#### Entries from a dataset:
###
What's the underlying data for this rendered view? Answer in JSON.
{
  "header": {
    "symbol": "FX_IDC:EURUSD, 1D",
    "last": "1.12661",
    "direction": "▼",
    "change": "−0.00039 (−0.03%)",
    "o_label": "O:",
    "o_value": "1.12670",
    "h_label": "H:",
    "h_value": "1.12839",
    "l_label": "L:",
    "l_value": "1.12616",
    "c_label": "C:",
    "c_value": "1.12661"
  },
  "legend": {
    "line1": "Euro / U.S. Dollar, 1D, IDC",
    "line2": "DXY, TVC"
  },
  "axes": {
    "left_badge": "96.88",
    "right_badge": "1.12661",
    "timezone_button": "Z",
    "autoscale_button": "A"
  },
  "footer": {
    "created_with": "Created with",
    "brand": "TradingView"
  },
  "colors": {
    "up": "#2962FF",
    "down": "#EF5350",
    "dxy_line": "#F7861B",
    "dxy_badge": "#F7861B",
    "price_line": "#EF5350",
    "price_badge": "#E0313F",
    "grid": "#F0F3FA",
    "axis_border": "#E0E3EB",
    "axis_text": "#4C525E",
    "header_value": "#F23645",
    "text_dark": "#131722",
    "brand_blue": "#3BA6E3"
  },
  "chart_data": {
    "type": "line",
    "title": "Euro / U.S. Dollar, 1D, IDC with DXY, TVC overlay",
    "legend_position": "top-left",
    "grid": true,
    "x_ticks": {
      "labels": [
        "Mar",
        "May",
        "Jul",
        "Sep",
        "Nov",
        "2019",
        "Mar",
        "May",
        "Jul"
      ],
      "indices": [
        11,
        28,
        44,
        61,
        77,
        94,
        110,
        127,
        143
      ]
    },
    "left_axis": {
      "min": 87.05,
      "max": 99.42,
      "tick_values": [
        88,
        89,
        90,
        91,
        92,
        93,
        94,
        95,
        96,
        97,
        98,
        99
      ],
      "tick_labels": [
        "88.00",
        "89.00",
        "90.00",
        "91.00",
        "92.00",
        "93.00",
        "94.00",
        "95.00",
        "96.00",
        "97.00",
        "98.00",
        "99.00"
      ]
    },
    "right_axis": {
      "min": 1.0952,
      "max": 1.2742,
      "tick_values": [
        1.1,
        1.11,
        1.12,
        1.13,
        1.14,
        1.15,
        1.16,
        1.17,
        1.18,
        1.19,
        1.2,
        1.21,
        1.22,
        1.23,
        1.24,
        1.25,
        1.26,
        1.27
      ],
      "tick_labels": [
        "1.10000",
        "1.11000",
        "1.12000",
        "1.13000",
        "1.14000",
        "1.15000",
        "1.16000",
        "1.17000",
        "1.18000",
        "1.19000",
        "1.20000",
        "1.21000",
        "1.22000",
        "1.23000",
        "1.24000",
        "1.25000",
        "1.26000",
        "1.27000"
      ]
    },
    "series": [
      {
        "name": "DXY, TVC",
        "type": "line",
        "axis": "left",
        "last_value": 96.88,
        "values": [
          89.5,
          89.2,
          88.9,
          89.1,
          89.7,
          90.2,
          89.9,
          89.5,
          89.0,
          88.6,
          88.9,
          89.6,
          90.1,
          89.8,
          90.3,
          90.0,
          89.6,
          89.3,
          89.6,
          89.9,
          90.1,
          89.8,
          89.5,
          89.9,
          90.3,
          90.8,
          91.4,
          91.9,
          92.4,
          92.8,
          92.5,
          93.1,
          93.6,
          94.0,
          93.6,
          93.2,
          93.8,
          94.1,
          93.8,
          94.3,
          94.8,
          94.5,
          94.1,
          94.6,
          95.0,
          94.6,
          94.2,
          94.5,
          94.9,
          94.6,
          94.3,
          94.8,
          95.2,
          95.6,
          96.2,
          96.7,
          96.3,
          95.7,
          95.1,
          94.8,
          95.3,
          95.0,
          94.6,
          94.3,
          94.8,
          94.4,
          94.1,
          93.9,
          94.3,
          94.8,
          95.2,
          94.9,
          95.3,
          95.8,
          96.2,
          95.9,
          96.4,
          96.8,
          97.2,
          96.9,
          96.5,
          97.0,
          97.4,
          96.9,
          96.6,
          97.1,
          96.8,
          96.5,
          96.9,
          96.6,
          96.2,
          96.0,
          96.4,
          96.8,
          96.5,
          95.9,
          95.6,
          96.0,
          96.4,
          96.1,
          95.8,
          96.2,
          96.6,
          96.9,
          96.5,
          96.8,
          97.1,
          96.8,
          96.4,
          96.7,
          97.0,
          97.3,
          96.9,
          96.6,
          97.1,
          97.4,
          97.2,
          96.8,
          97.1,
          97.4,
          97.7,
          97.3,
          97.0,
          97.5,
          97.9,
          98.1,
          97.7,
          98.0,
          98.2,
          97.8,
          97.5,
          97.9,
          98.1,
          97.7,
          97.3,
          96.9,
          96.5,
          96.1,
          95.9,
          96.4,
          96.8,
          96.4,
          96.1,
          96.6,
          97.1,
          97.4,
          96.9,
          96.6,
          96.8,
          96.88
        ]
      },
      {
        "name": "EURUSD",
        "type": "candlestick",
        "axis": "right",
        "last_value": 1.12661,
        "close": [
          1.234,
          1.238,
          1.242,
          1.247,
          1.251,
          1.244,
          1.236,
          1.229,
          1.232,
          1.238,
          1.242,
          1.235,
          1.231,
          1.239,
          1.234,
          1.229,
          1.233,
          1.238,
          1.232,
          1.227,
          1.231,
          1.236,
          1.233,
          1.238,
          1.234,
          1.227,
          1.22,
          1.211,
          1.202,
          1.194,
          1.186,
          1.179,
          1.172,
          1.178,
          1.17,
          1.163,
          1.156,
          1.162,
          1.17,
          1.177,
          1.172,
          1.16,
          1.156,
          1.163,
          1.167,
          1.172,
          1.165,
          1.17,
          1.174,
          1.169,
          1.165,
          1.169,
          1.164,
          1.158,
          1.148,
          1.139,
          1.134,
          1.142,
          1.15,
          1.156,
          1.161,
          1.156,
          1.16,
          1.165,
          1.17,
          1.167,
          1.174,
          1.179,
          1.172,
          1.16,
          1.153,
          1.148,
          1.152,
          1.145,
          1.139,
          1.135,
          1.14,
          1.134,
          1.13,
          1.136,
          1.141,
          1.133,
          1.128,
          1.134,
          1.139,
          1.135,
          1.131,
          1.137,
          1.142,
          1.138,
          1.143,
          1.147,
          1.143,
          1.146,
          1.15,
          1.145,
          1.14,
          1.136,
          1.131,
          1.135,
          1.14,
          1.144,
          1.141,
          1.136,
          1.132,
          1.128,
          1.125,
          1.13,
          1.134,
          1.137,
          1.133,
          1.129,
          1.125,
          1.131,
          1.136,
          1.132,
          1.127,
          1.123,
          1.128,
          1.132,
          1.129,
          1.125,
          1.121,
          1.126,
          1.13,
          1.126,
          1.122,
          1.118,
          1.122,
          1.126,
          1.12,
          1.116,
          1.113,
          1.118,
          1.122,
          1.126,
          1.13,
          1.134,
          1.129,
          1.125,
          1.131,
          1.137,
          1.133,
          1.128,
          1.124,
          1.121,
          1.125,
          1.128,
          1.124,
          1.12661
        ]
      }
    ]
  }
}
###
#### WORK TO BE COMPLETED:
Give a word-for-word copy of the records.

#### SOLUTION TO THE PROBLEM:
What's the underlying data for this rendered view? Answer in JSON.
{
  "header": {
    "symbol": "FX_IDC:EURUSD, 1D",
    "last": "1.12661",
    "direction": "▼",
    "change": "−0.00039 (−0.03%)",
    "o_label": "O:",
    "o_value": "1.12670",
    "h_label": "H:",
    "h_value": "1.12839",
    "l_label": "L:",
    "l_value": "1.12616",
    "c_label": "C:",
    "c_value": "1.12661"
  },
  "legend": {
    "line1": "Euro / U.S. Dollar, 1D, IDC",
    "line2": "DXY, TVC"
  },
  "axes": {
    "left_badge": "96.88",
    "right_badge": "1.12661",
    "timezone_button": "Z",
    "autoscale_button": "A"
  },
  "footer": {
    "created_with": "Created with",
    "brand": "TradingView"
  },
  "colors": {
    "up": "#2962FF",
    "down": "#EF5350",
    "dxy_line": "#F7861B",
    "dxy_badge": "#F7861B",
    "price_line": "#EF5350",
    "price_badge": "#E0313F",
    "grid": "#F0F3FA",
    "axis_border": "#E0E3EB",
    "axis_text": "#4C525E",
    "header_value": "#F23645",
    "text_dark": "#131722",
    "brand_blue": "#3BA6E3"
  },
  "chart_data": {
    "type": "line",
    "title": "Euro / U.S. Dollar, 1D, IDC with DXY, TVC overlay",
    "legend_position": "top-left",
    "grid": true,
    "x_ticks": {
      "labels": [
        "Mar",
        "May",
        "Jul",
        "Sep",
        "Nov",
        "2019",
        "Mar",
        "May",
        "Jul"
      ],
      "indices": [
        11,
        28,
        44,
        61,
        77,
        94,
        110,
        127,
        143
      ]
    },
    "left_axis": {
      "min": 87.05,
      "max": 99.42,
      "tick_values": [
        88,
        89,
        90,
        91,
        92,
        93,
        94,
        95,
        96,
        97,
        98,
        99
      ],
      "tick_labels": [
        "88.00",
        "89.00",
        "90.00",
        "91.00",
        "92.00",
        "93.00",
        "94.00",
        "95.00",
        "96.00",
        "97.00",
        "98.00",
        "99.00"
      ]
    },
    "right_axis": {
      "min": 1.0952,
      "max": 1.2742,
      "tick_values": [
        1.1,
        1.11,
        1.12,
        1.13,
        1.14,
        1.15,
        1.16,
        1.17,
        1.18,
        1.19,
        1.2,
        1.21,
        1.22,
        1.23,
        1.24,
        1.25,
        1.26,
        1.27
      ],
      "tick_labels": [
        "1.10000",
        "1.11000",
        "1.12000",
        "1.13000",
        "1.14000",
        "1.15000",
        "1.16000",
        "1.17000",
        "1.18000",
        "1.19000",
        "1.20000",
        "1.21000",
        "1.22000",
        "1.23000",
        "1.24000",
        "1.25000",
        "1.26000",
        "1.27000"
      ]
    },
    "series": [
      {
        "name": "DXY, TVC",
        "type": "line",
        "axis": "left",
        "last_value": 96.88,
        "values": [
          89.5,
          89.2,
          88.9,
          89.1,
          89.7,
          90.2,
          89.9,
          89.5,
          89.0,
          88.6,
          88.9,
          89.6,
          90.1,
          89.8,
          90.3,
          90.0,
          89.6,
          89.3,
          89.6,
          89.9,
          90.1,
          89.8,
          89.5,
          89.9,
          90.3,
          90.8,
          91.4,
          91.9,
          92.4,
          92.8,
          92.5,
          93.1,
          93.6,
          94.0,
          93.6,
          93.2,
          93.8,
          94.1,
          93.8,
          94.3,
          94.8,
          94.5,
          94.1,
          94.6,
          95.0,
          94.6,
          94.2,
          94.5,
          94.9,
          94.6,
          94.3,
          94.8,
          95.2,
          95.6,
          96.2,
          96.7,
          96.3,
          95.7,
          95.1,
          94.8,
          95.3,
          95.0,
          94.6,
          94.3,
          94.8,
          94.4,
          94.1,
          93.9,
          94.3,
          94.8,
          95.2,
          94.9,
          95.3,
          95.8,
          96.2,
          95.9,
          96.4,
          96.8,
          97.2,
          96.9,
          96.5,
          97.0,
          97.4,
          96.9,
          96.6,
          97.1,
          96.8,
          96.5,
          96.9,
          96.6,
          96.2,
          96.0,
          96.4,
          96.8,
          96.5,
          95.9,
          95.6,
          96.0,
          96.4,
          96.1,
          95.8,
          96.2,
          96.6,
          96.9,
          96.5,
          96.8,
          97.1,
          96.8,
          96.4,
          96.7,
          97.0,
          97.3,
          96.9,
          96.6,
          97.1,
          97.4,
          97.2,
          96.8,
          97.1,
          97.4,
          97.7,
          97.3,
          97.0,
          97.5,
          97.9,
          98.1,
          97.7,
          98.0,
          98.2,
          97.8,
          97.5,
          97.9,
          98.1,
          97.7,
          97.3,
          96.9,
          96.5,
          96.1,
          95.9,
          96.4,
          96.8,
          96.4,
          96.1,
          96.6,
          97.1,
          97.4,
          96.9,
          96.6,
          96.8,
          96.88
        ]
      },
      {
        "name": "EURUSD",
        "type": "candlestick",
        "axis": "right",
        "last_value": 1.12661,
        "close": [
          1.234,
          1.238,
          1.242,
          1.247,
          1.251,
          1.244,
          1.236,
          1.229,
          1.232,
          1.238,
          1.242,
          1.235,
          1.231,
          1.239,
          1.234,
          1.229,
          1.233,
          1.238,
          1.232,
          1.227,
          1.231,
          1.236,
          1.233,
          1.238,
          1.234,
          1.227,
          1.22,
          1.211,
          1.202,
          1.194,
          1.186,
          1.179,
          1.172,
          1.178,
          1.17,
          1.163,
          1.156,
          1.162,
          1.17,
          1.177,
          1.172,
          1.16,
          1.156,
          1.163,
          1.167,
          1.172,
          1.165,
          1.17,
          1.174,
          1.169,
          1.165,
          1.169,
          1.164,
          1.158,
          1.148,
          1.139,
          1.134,
          1.142,
          1.15,
          1.156,
          1.161,
          1.156,
          1.16,
          1.165,
          1.17,
          1.167,
          1.174,
          1.179,
          1.172,
          1.16,
          1.153,
          1.148,
          1.152,
          1.145,
          1.139,
          1.135,
          1.14,
          1.134,
          1.13,
          1.136,
          1.141,
          1.133,
          1.128,
          1.134,
          1.139,
          1.135,
          1.131,
          1.137,
          1.142,
          1.138,
          1.143,
          1.147,
          1.143,
          1.146,
          1.15,
          1.145,
          1.14,
          1.136,
          1.131,
          1.135,
          1.14,
          1.144,
          1.141,
          1.136,
          1.132,
          1.128,
          1.125,
          1.13,
          1.134,
          1.137,
          1.133,
          1.129,
          1.125,
          1.131,
          1.136,
          1.132,
          1.127,
          1.123,
          1.128,
          1.132,
          1.129,
          1.125,
          1.121,
          1.126,
          1.13,
          1.126,
          1.122,
          1.118,
          1.122,
          1.126,
          1.12,
          1.116,
          1.113,
          1.118,
          1.122,
          1.126,
          1.13,
          1.134,
          1.129,
          1.125,
          1.131,
          1.137,
          1.133,
          1.128,
          1.124,
          1.121,
          1.125,
          1.128,
          1.124,
          1.12661
        ]
      }
    ]
  }
}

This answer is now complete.